**Data for this task:**
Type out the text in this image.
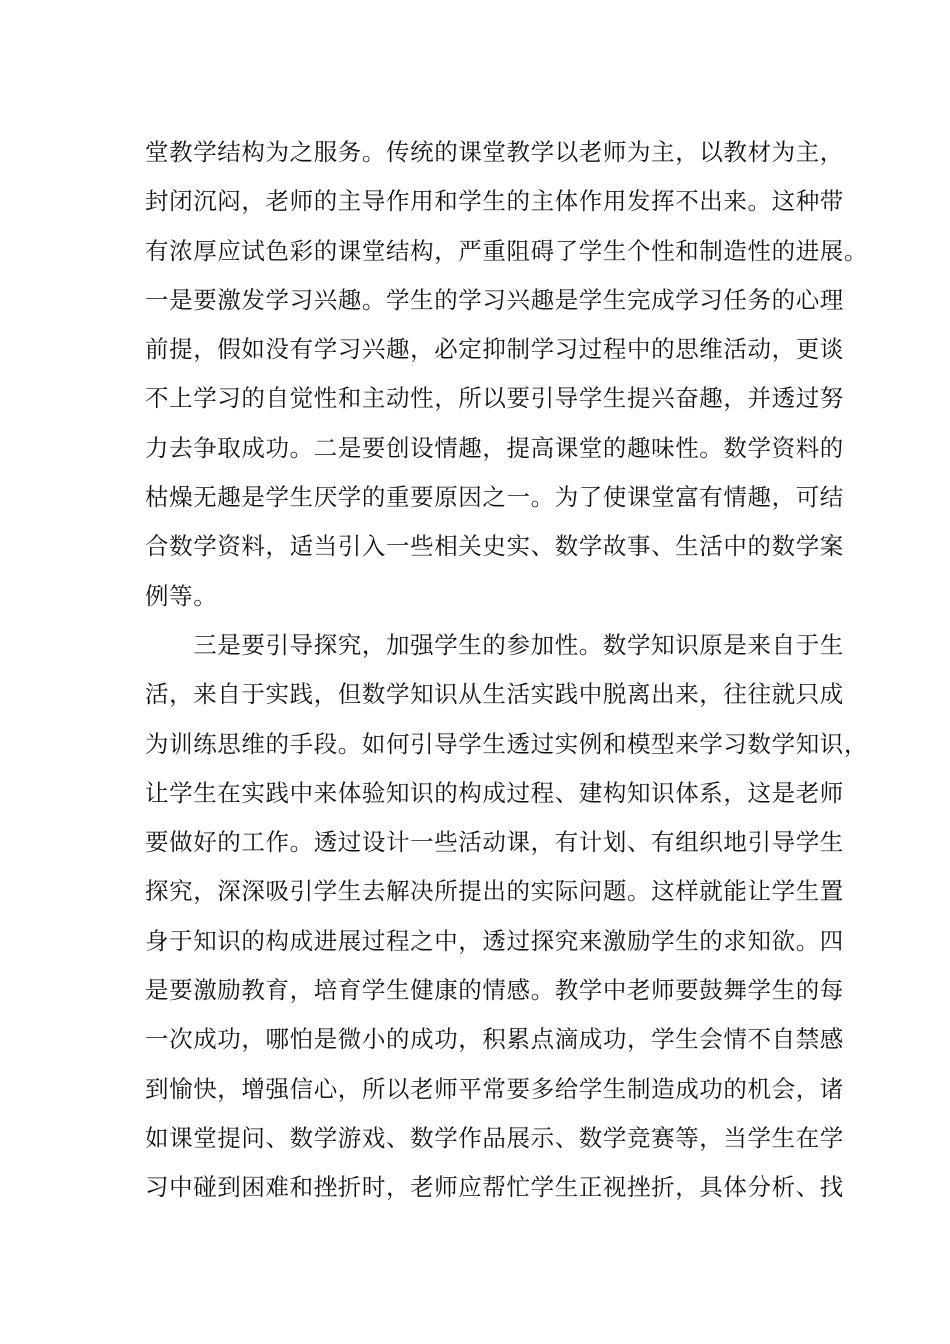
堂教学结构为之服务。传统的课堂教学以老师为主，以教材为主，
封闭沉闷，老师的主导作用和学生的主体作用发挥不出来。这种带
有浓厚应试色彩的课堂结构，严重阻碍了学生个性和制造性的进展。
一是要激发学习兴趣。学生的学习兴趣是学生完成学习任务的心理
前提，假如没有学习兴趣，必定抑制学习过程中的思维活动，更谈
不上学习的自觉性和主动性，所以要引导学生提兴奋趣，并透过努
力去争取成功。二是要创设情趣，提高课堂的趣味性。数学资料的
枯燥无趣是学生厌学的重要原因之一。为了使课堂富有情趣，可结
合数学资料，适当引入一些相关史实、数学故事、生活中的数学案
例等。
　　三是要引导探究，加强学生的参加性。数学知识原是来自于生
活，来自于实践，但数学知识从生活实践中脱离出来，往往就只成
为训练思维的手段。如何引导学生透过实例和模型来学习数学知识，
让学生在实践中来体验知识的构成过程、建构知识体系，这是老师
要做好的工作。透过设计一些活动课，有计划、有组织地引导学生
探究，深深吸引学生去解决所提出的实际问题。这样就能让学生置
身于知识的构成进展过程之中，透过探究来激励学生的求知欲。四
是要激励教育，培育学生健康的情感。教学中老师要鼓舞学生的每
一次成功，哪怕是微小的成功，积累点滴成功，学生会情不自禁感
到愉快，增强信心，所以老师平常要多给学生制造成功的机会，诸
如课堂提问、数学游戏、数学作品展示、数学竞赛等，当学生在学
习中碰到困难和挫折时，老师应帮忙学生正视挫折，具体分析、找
...
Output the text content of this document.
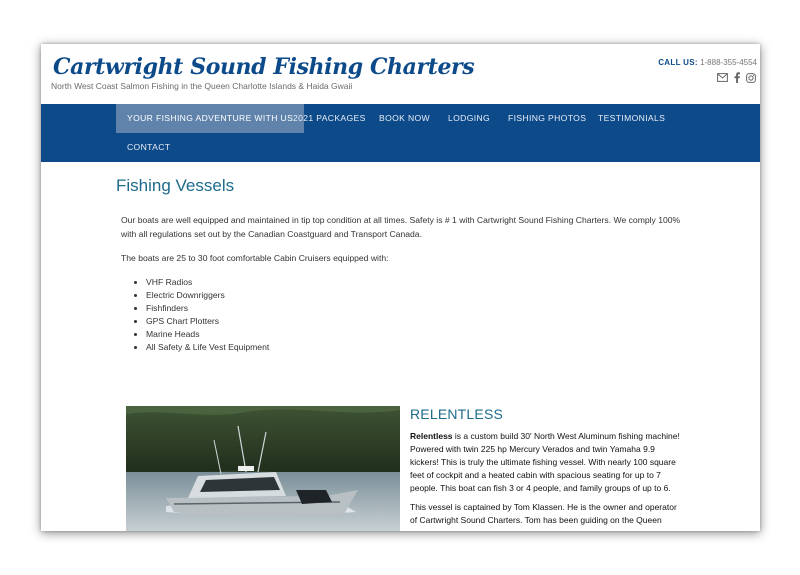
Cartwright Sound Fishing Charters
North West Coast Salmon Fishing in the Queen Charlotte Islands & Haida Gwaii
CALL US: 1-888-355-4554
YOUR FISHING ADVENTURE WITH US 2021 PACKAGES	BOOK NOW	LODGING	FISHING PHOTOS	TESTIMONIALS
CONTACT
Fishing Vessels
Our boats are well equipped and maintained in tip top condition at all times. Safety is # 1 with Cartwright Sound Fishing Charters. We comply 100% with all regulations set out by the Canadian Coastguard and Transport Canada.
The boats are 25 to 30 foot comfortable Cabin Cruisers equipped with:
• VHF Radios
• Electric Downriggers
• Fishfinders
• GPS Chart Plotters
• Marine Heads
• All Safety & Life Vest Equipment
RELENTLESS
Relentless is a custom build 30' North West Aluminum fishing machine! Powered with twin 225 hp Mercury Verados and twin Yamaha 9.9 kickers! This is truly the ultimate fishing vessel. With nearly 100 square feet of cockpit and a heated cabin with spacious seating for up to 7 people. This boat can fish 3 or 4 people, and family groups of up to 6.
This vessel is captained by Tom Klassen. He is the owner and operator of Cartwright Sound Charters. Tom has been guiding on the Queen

**What the exercise asks:**
Find and copy each line above that includes the string "Cartwright".

**Answer to the task:**
Cartwright Sound Fishing Charters
Our boats are well equipped and maintained in tip top condition at all times. Safety is # 1 with Cartwright Sound Fishing Charters. We comply 100% with all regulations set out by the Canadian Coastguard and Transport Canada.
This vessel is captained by Tom Klassen. He is the owner and operator of Cartwright Sound Charters. Tom has been guiding on the Queen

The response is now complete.